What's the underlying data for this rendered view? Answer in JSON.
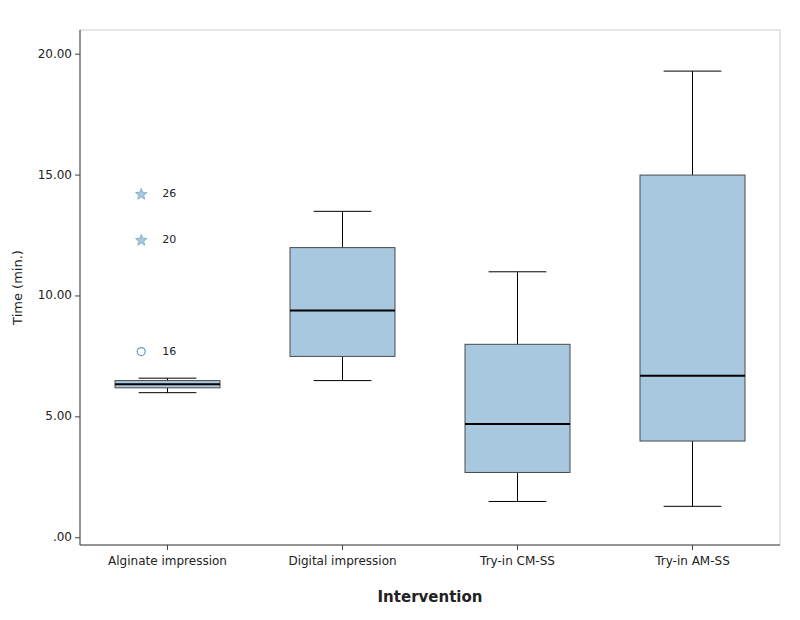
{
  "chart_data": {
    "type": "box",
    "xlabel": "Intervention",
    "ylabel": "Time (min.)",
    "categories": [
      "Alginate impression",
      "Digital impression",
      "Try-in CM-SS",
      "Try-in AM-SS"
    ],
    "boxes": [
      {
        "q1": 6.2,
        "median": 6.35,
        "q3": 6.5,
        "whisker_low": 6.0,
        "whisker_high": 6.6,
        "outliers": [
          7.7
        ],
        "outlier_labels": [
          "16"
        ],
        "far_outliers": [
          12.3,
          14.2
        ],
        "far_outlier_labels": [
          "20",
          "26"
        ]
      },
      {
        "q1": 7.5,
        "median": 9.4,
        "q3": 12.0,
        "whisker_low": 6.5,
        "whisker_high": 13.5,
        "outliers": [],
        "outlier_labels": [],
        "far_outliers": [],
        "far_outlier_labels": []
      },
      {
        "q1": 2.7,
        "median": 4.7,
        "q3": 8.0,
        "whisker_low": 1.5,
        "whisker_high": 11.0,
        "outliers": [],
        "outlier_labels": [],
        "far_outliers": [],
        "far_outlier_labels": []
      },
      {
        "q1": 4.0,
        "median": 6.7,
        "q3": 15.0,
        "whisker_low": 1.3,
        "whisker_high": 19.3,
        "outliers": [],
        "outlier_labels": [],
        "far_outliers": [],
        "far_outlier_labels": []
      }
    ],
    "color": "#a8c8e0",
    "ylim": [
      -0.3,
      21.0
    ],
    "yticks": [
      {
        "value": 0.0,
        "label": ".00"
      },
      {
        "value": 5.0,
        "label": "5.00"
      },
      {
        "value": 10.0,
        "label": "10.00"
      },
      {
        "value": 15.0,
        "label": "15.00"
      },
      {
        "value": 20.0,
        "label": "20.00"
      }
    ],
    "grid": false
  }
}
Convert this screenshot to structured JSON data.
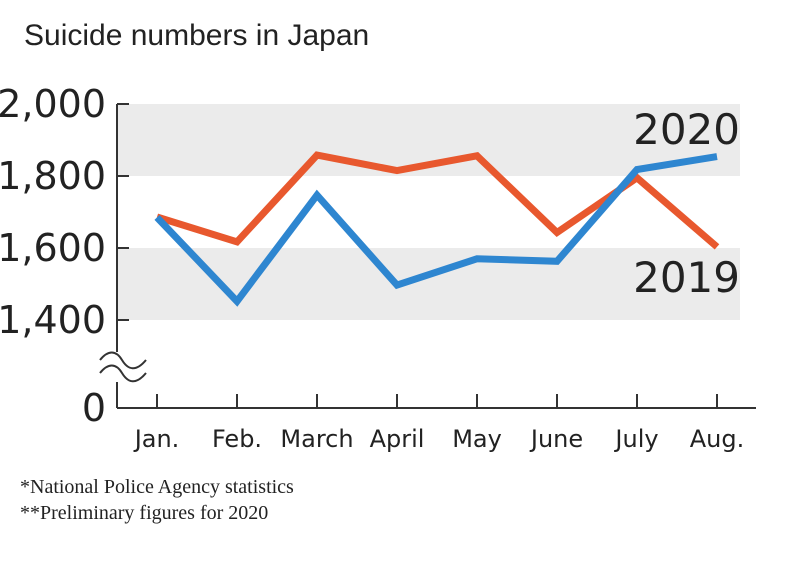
{
  "chart_data": {
    "type": "line",
    "title": "Suicide numbers in Japan",
    "categories": [
      "Jan.",
      "Feb.",
      "March",
      "April",
      "May",
      "June",
      "July",
      "Aug."
    ],
    "y_ticks": [
      0,
      1400,
      1600,
      1800,
      2000
    ],
    "y_tick_labels": [
      "0",
      "1,400",
      "1,600",
      "1,800",
      "2,000"
    ],
    "ylim": [
      1400,
      2000
    ],
    "y_axis_break": true,
    "series": [
      {
        "name": "2019",
        "color": "#e8582e",
        "values": [
          1686,
          1617,
          1858,
          1815,
          1856,
          1643,
          1795,
          1603
        ]
      },
      {
        "name": "2020",
        "color": "#2e86d0",
        "values": [
          1685,
          1452,
          1747,
          1497,
          1570,
          1563,
          1818,
          1854
        ]
      }
    ],
    "grid": "alternating horizontal bands",
    "notes": [
      "*National Police Agency statistics",
      "**Preliminary figures for 2020"
    ]
  }
}
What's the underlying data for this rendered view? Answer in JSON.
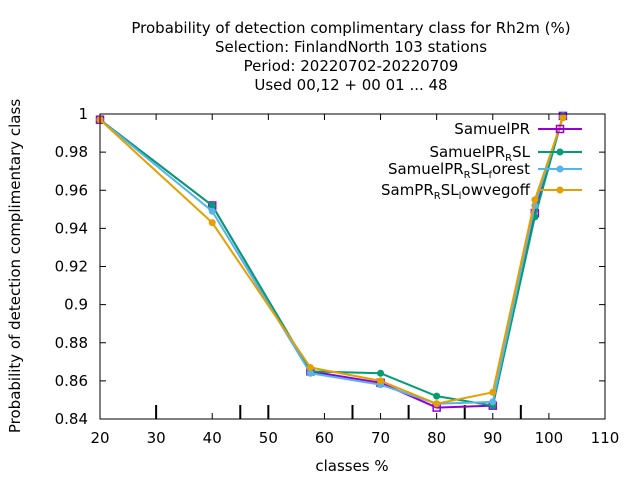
{
  "chart_data": {
    "type": "line",
    "title_lines": [
      "Probability of detection complimentary class  for Rh2m (%)",
      "Selection: FinlandNorth    103 stations",
      "Period: 20220702-20220709",
      "Used  00,12  + 00 01 ... 48"
    ],
    "xlabel": "classes %",
    "ylabel": "Probability of detection complimentary class",
    "xlim": [
      20,
      110
    ],
    "ylim": [
      0.84,
      1.0
    ],
    "xticks": [
      "20",
      "30",
      "40",
      "50",
      "60",
      "70",
      "80",
      "90",
      "100",
      "110"
    ],
    "yticks": [
      "0.84",
      "0.86",
      "0.88",
      "0.9",
      "0.92",
      "0.94",
      "0.96",
      "0.98",
      "1"
    ],
    "minor_ticks_x": [
      30,
      45,
      50,
      65,
      75,
      85,
      95
    ],
    "legend_position": "top-right",
    "series": [
      {
        "name": "SamuelPR",
        "legend_parts": [
          [
            "SamuelPR",
            false
          ]
        ],
        "color": "#9400d3",
        "marker": "square",
        "x": [
          20,
          40,
          57.5,
          70,
          80,
          90,
          97.5,
          102.5
        ],
        "y": [
          0.997,
          0.952,
          0.865,
          0.859,
          0.846,
          0.847,
          0.948,
          0.999
        ]
      },
      {
        "name": "SamuelPR_RSL",
        "legend_parts": [
          [
            "SamuelPR",
            false
          ],
          [
            "R",
            true
          ],
          [
            "SL",
            false
          ]
        ],
        "color": "#009e73",
        "marker": "circle",
        "x": [
          20,
          40,
          57.5,
          70,
          80,
          90,
          97.5,
          102.5
        ],
        "y": [
          0.997,
          0.952,
          0.865,
          0.864,
          0.852,
          0.847,
          0.946,
          0.999
        ]
      },
      {
        "name": "SamuelPR_RSL_forest",
        "legend_parts": [
          [
            "SamuelPR",
            false
          ],
          [
            "R",
            true
          ],
          [
            "SL",
            false
          ],
          [
            "f",
            true
          ],
          [
            "orest",
            false
          ]
        ],
        "color": "#56b4e9",
        "marker": "circle",
        "x": [
          20,
          40,
          57.5,
          70,
          80,
          90,
          97.5,
          102.5
        ],
        "y": [
          0.997,
          0.949,
          0.864,
          0.858,
          0.848,
          0.849,
          0.952,
          0.999
        ]
      },
      {
        "name": "SamPR_RSL_lowvegoff",
        "legend_parts": [
          [
            "SamPR",
            false
          ],
          [
            "R",
            true
          ],
          [
            "SL",
            false
          ],
          [
            "l",
            true
          ],
          [
            "owvegoff",
            false
          ]
        ],
        "color": "#e69f00",
        "marker": "circle",
        "x": [
          20,
          40,
          57.5,
          70,
          80,
          90,
          97.5,
          102.5
        ],
        "y": [
          0.997,
          0.943,
          0.867,
          0.86,
          0.848,
          0.854,
          0.955,
          0.998
        ]
      }
    ]
  }
}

* _Goal_
Your task is an exact transcription of all the data, minus the pictures.

* _Solved problem_
What's the underlying data for this rendered view? Answer in JSON.
{
  "chart_data": {
    "type": "box",
    "xlabel": "Intervention",
    "ylabel": "Time (min.)",
    "categories": [
      "Alginate impression",
      "Digital impression",
      "Try-in CM-SS",
      "Try-in AM-SS"
    ],
    "boxes": [
      {
        "q1": 6.2,
        "median": 6.35,
        "q3": 6.5,
        "whisker_low": 6.0,
        "whisker_high": 6.6,
        "outliers": [
          7.7
        ],
        "outlier_labels": [
          "16"
        ],
        "far_outliers": [
          12.3,
          14.2
        ],
        "far_outlier_labels": [
          "20",
          "26"
        ]
      },
      {
        "q1": 7.5,
        "median": 9.4,
        "q3": 12.0,
        "whisker_low": 6.5,
        "whisker_high": 13.5,
        "outliers": [],
        "outlier_labels": [],
        "far_outliers": [],
        "far_outlier_labels": []
      },
      {
        "q1": 2.7,
        "median": 4.7,
        "q3": 8.0,
        "whisker_low": 1.5,
        "whisker_high": 11.0,
        "outliers": [],
        "outlier_labels": [],
        "far_outliers": [],
        "far_outlier_labels": []
      },
      {
        "q1": 4.0,
        "median": 6.7,
        "q3": 15.0,
        "whisker_low": 1.3,
        "whisker_high": 19.3,
        "outliers": [],
        "outlier_labels": [],
        "far_outliers": [],
        "far_outlier_labels": []
      }
    ],
    "color": "#a8c8e0",
    "ylim": [
      -0.3,
      21.0
    ],
    "yticks": [
      {
        "value": 0.0,
        "label": ".00"
      },
      {
        "value": 5.0,
        "label": "5.00"
      },
      {
        "value": 10.0,
        "label": "10.00"
      },
      {
        "value": 15.0,
        "label": "15.00"
      },
      {
        "value": 20.0,
        "label": "20.00"
      }
    ],
    "grid": false
  }
}
Convert this screenshot to structured JSON data.
{
  "chart_data": {
    "type": "line",
    "title": "Suicide numbers in Japan",
    "categories": [
      "Jan.",
      "Feb.",
      "March",
      "April",
      "May",
      "June",
      "July",
      "Aug."
    ],
    "y_ticks": [
      0,
      1400,
      1600,
      1800,
      2000
    ],
    "y_tick_labels": [
      "0",
      "1,400",
      "1,600",
      "1,800",
      "2,000"
    ],
    "ylim": [
      1400,
      2000
    ],
    "y_axis_break": true,
    "series": [
      {
        "name": "2019",
        "color": "#e8582e",
        "values": [
          1686,
          1617,
          1858,
          1815,
          1856,
          1643,
          1795,
          1603
        ]
      },
      {
        "name": "2020",
        "color": "#2e86d0",
        "values": [
          1685,
          1452,
          1747,
          1497,
          1570,
          1563,
          1818,
          1854
        ]
      }
    ],
    "grid": "alternating horizontal bands",
    "notes": [
      "*National Police Agency statistics",
      "**Preliminary figures for 2020"
    ]
  }
}
What's the underlying data for this rendered view? Answer in JSON.
{
  "chart_data": {
    "type": "line",
    "title_lines": [
      "Probability of detection complimentary class  for Rh2m (%)",
      "Selection: FinlandNorth    103 stations",
      "Period: 20220702-20220709",
      "Used  00,12  + 00 01 ... 48"
    ],
    "xlabel": "classes %",
    "ylabel": "Probability of detection complimentary class",
    "xlim": [
      20,
      110
    ],
    "ylim": [
      0.84,
      1.0
    ],
    "xticks": [
      "20",
      "30",
      "40",
      "50",
      "60",
      "70",
      "80",
      "90",
      "100",
      "110"
    ],
    "yticks": [
      "0.84",
      "0.86",
      "0.88",
      "0.9",
      "0.92",
      "0.94",
      "0.96",
      "0.98",
      "1"
    ],
    "minor_ticks_x": [
      30,
      45,
      50,
      65,
      75,
      85,
      95
    ],
    "legend_position": "top-right",
    "series": [
      {
        "name": "SamuelPR",
        "legend_parts": [
          [
            "SamuelPR",
            false
          ]
        ],
        "color": "#9400d3",
        "marker": "square",
        "x": [
          20,
          40,
          57.5,
          70,
          80,
          90,
          97.5,
          102.5
        ],
        "y": [
          0.997,
          0.952,
          0.865,
          0.859,
          0.846,
          0.847,
          0.948,
          0.999
        ]
      },
      {
        "name": "SamuelPR_RSL",
        "legend_parts": [
          [
            "SamuelPR",
            false
          ],
          [
            "R",
            true
          ],
          [
            "SL",
            false
          ]
        ],
        "color": "#009e73",
        "marker": "circle",
        "x": [
          20,
          40,
          57.5,
          70,
          80,
          90,
          97.5,
          102.5
        ],
        "y": [
          0.997,
          0.952,
          0.865,
          0.864,
          0.852,
          0.847,
          0.946,
          0.999
        ]
      },
      {
        "name": "SamuelPR_RSL_forest",
        "legend_parts": [
          [
            "SamuelPR",
            false
          ],
          [
            "R",
            true
          ],
          [
            "SL",
            false
          ],
          [
            "f",
            true
          ],
          [
            "orest",
            false
          ]
        ],
        "color": "#56b4e9",
        "marker": "circle",
        "x": [
          20,
          40,
          57.5,
          70,
          80,
          90,
          97.5,
          102.5
        ],
        "y": [
          0.997,
          0.949,
          0.864,
          0.858,
          0.848,
          0.849,
          0.952,
          0.999
        ]
      },
      {
        "name": "SamPR_RSL_lowvegoff",
        "legend_parts": [
          [
            "SamPR",
            false
          ],
          [
            "R",
            true
          ],
          [
            "SL",
            false
          ],
          [
            "l",
            true
          ],
          [
            "owvegoff",
            false
          ]
        ],
        "color": "#e69f00",
        "marker": "circle",
        "x": [
          20,
          40,
          57.5,
          70,
          80,
          90,
          97.5,
          102.5
        ],
        "y": [
          0.997,
          0.943,
          0.867,
          0.86,
          0.848,
          0.854,
          0.955,
          0.998
        ]
      }
    ]
  }
}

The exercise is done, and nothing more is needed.